*Dataset excerpts*.
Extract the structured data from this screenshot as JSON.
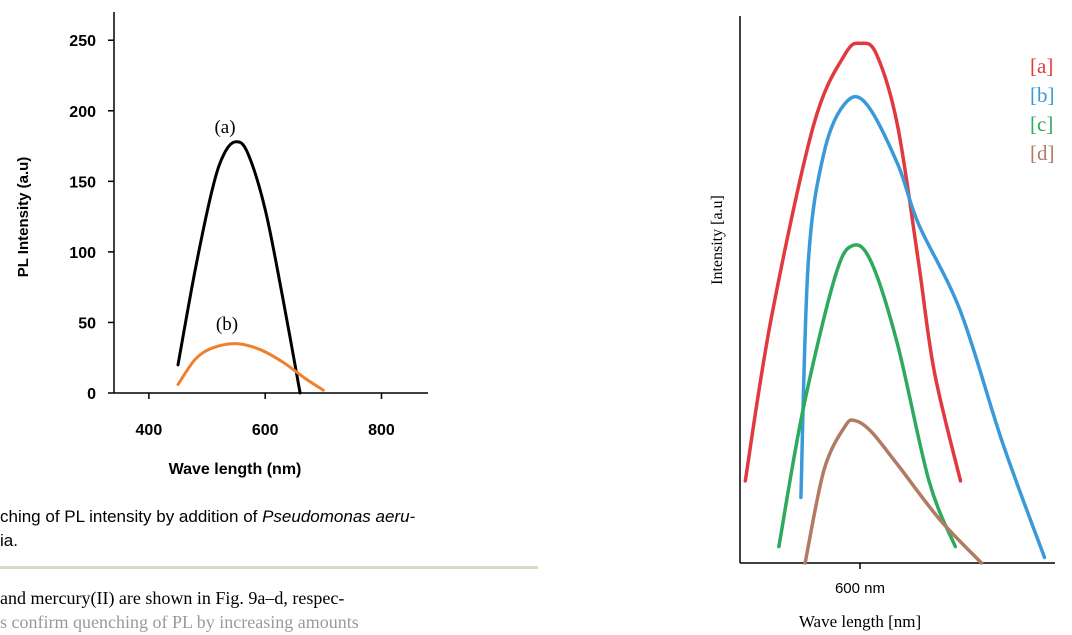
{
  "charts": {
    "left": {
      "ylabel": "PL Intensity (a.u)",
      "xlabel": "Wave length (nm)",
      "xticks": [
        "400",
        "600",
        "800"
      ],
      "yticks": [
        "0",
        "50",
        "100",
        "150",
        "200",
        "250"
      ],
      "curve_labels": [
        "(a)",
        "(b)"
      ]
    },
    "right": {
      "ylabel": "Intensity [a.u]",
      "xlabel": "Wave length [nm]",
      "xtick": "600 nm",
      "legend": [
        "[a]",
        "[b]",
        "[c]",
        "[d]"
      ]
    }
  },
  "chart_data": [
    {
      "type": "line",
      "xlabel": "Wave length (nm)",
      "ylabel": "PL Intensity (a.u)",
      "xlim": [
        340,
        880
      ],
      "ylim": [
        0,
        270
      ],
      "grid": false,
      "series": [
        {
          "name": "(a)",
          "color": "#000000",
          "x": [
            450,
            480,
            510,
            530,
            550,
            570,
            600,
            630,
            660
          ],
          "y": [
            20,
            88,
            146,
            170,
            178,
            170,
            130,
            68,
            0
          ]
        },
        {
          "name": "(b)",
          "color": "#f07f2e",
          "x": [
            450,
            480,
            510,
            550,
            590,
            630,
            670,
            700
          ],
          "y": [
            6,
            24,
            32,
            35,
            31,
            22,
            10,
            2
          ]
        }
      ]
    },
    {
      "type": "line",
      "xlabel": "Wave length [nm]",
      "ylabel": "Intensity [a.u]",
      "x_tick": 600,
      "xlim": [
        450,
        750
      ],
      "ylim": [
        0,
        100
      ],
      "legend_position": "top-right",
      "grid": false,
      "series": [
        {
          "name": "[a]",
          "color": "#e03a3e",
          "x": [
            455,
            480,
            520,
            550,
            565,
            580,
            600,
            620,
            635,
            660
          ],
          "y": [
            15,
            45,
            80,
            93,
            95,
            93,
            80,
            55,
            35,
            15
          ]
        },
        {
          "name": "[b]",
          "color": "#3a9ad9",
          "x": [
            508,
            515,
            530,
            550,
            570,
            600,
            620,
            660,
            700,
            740
          ],
          "y": [
            12,
            55,
            75,
            84,
            84,
            73,
            62,
            46,
            22,
            1
          ]
        },
        {
          "name": "[c]",
          "color": "#2eaa5c",
          "x": [
            487,
            510,
            540,
            557,
            575,
            600,
            630,
            655
          ],
          "y": [
            3,
            28,
            52,
            58,
            55,
            40,
            15,
            3
          ]
        },
        {
          "name": "[d]",
          "color": "#b07b62",
          "x": [
            512,
            530,
            550,
            560,
            575,
            600,
            640,
            680
          ],
          "y": [
            0,
            17,
            25,
            26,
            24,
            18,
            8,
            0
          ]
        }
      ]
    }
  ],
  "caption": {
    "line1_prefix": "ching of PL intensity by addition of ",
    "line1_italic": "Pseudomonas aeru-",
    "line2": "ia."
  },
  "body_text": {
    "line1": "and mercury(II) are shown in Fig. 9a–d, respec-",
    "line2": "s confirm quenching of PL by increasing amounts"
  }
}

*Task to complete*.
Write out the entries above verbatim; the pictures do not belong in your copy.

*Answer to this problem*.
Extract the structured data from this screenshot as JSON.
{
  "charts": {
    "left": {
      "ylabel": "PL Intensity (a.u)",
      "xlabel": "Wave length (nm)",
      "xticks": [
        "400",
        "600",
        "800"
      ],
      "yticks": [
        "0",
        "50",
        "100",
        "150",
        "200",
        "250"
      ],
      "curve_labels": [
        "(a)",
        "(b)"
      ]
    },
    "right": {
      "ylabel": "Intensity [a.u]",
      "xlabel": "Wave length [nm]",
      "xtick": "600 nm",
      "legend": [
        "[a]",
        "[b]",
        "[c]",
        "[d]"
      ]
    }
  },
  "chart_data": [
    {
      "type": "line",
      "xlabel": "Wave length (nm)",
      "ylabel": "PL Intensity (a.u)",
      "xlim": [
        340,
        880
      ],
      "ylim": [
        0,
        270
      ],
      "grid": false,
      "series": [
        {
          "name": "(a)",
          "color": "#000000",
          "x": [
            450,
            480,
            510,
            530,
            550,
            570,
            600,
            630,
            660
          ],
          "y": [
            20,
            88,
            146,
            170,
            178,
            170,
            130,
            68,
            0
          ]
        },
        {
          "name": "(b)",
          "color": "#f07f2e",
          "x": [
            450,
            480,
            510,
            550,
            590,
            630,
            670,
            700
          ],
          "y": [
            6,
            24,
            32,
            35,
            31,
            22,
            10,
            2
          ]
        }
      ]
    },
    {
      "type": "line",
      "xlabel": "Wave length [nm]",
      "ylabel": "Intensity [a.u]",
      "x_tick": 600,
      "xlim": [
        450,
        750
      ],
      "ylim": [
        0,
        100
      ],
      "legend_position": "top-right",
      "grid": false,
      "series": [
        {
          "name": "[a]",
          "color": "#e03a3e",
          "x": [
            455,
            480,
            520,
            550,
            565,
            580,
            600,
            620,
            635,
            660
          ],
          "y": [
            15,
            45,
            80,
            93,
            95,
            93,
            80,
            55,
            35,
            15
          ]
        },
        {
          "name": "[b]",
          "color": "#3a9ad9",
          "x": [
            508,
            515,
            530,
            550,
            570,
            600,
            620,
            660,
            700,
            740
          ],
          "y": [
            12,
            55,
            75,
            84,
            84,
            73,
            62,
            46,
            22,
            1
          ]
        },
        {
          "name": "[c]",
          "color": "#2eaa5c",
          "x": [
            487,
            510,
            540,
            557,
            575,
            600,
            630,
            655
          ],
          "y": [
            3,
            28,
            52,
            58,
            55,
            40,
            15,
            3
          ]
        },
        {
          "name": "[d]",
          "color": "#b07b62",
          "x": [
            512,
            530,
            550,
            560,
            575,
            600,
            640,
            680
          ],
          "y": [
            0,
            17,
            25,
            26,
            24,
            18,
            8,
            0
          ]
        }
      ]
    }
  ],
  "caption": {
    "line1_prefix": "ching of PL intensity by addition of ",
    "line1_italic": "Pseudomonas aeru-",
    "line2": "ia."
  },
  "body_text": {
    "line1": "and mercury(II) are shown in Fig. 9a–d, respec-",
    "line2": "s confirm quenching of PL by increasing amounts"
  }
}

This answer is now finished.